## To be done
Copy out the entries below in full and exactly.
## begin Stored rows
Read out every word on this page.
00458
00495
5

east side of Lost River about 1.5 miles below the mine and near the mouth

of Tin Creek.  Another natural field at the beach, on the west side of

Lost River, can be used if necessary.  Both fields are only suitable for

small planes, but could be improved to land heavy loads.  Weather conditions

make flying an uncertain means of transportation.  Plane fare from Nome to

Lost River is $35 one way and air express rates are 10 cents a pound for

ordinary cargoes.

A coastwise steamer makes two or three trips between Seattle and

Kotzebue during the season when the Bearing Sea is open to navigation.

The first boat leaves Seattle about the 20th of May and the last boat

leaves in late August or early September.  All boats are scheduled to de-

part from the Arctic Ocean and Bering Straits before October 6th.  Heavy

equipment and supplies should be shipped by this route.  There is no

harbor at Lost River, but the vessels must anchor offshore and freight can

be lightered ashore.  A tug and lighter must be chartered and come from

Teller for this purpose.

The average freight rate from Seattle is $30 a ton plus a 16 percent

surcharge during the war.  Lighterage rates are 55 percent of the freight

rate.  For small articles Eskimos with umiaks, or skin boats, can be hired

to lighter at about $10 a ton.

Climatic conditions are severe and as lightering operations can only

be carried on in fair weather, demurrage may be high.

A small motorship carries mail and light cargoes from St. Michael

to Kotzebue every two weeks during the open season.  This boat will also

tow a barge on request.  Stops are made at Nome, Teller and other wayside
## end Stored rows
## Completed exercise
Read out every word on this page.
00458
00495
5

east side of Lost River about 1.5 miles below the mine and near the mouth

of Tin Creek.  Another natural field at the beach, on the west side of

Lost River, can be used if necessary.  Both fields are only suitable for

small planes, but could be improved to land heavy loads.  Weather conditions

make flying an uncertain means of transportation.  Plane fare from Nome to

Lost River is $35 one way and air express rates are 10 cents a pound for

ordinary cargoes.

A coastwise steamer makes two or three trips between Seattle and

Kotzebue during the season when the Bearing Sea is open to navigation.

The first boat leaves Seattle about the 20th of May and the last boat

leaves in late August or early September.  All boats are scheduled to de-

part from the Arctic Ocean and Bering Straits before October 6th.  Heavy

equipment and supplies should be shipped by this route.  There is no

harbor at Lost River, but the vessels must anchor offshore and freight can

be lightered ashore.  A tug and lighter must be chartered and come from

Teller for this purpose.

The average freight rate from Seattle is $30 a ton plus a 16 percent

surcharge during the war.  Lighterage rates are 55 percent of the freight

rate.  For small articles Eskimos with umiaks, or skin boats, can be hired

to lighter at about $10 a ton.

Climatic conditions are severe and as lightering operations can only

be carried on in fair weather, demurrage may be high.

A small motorship carries mail and light cargoes from St. Michael

to Kotzebue every two weeks during the open season.  This boat will also

tow a barge on request.  Stops are made at Nome, Teller and other wayside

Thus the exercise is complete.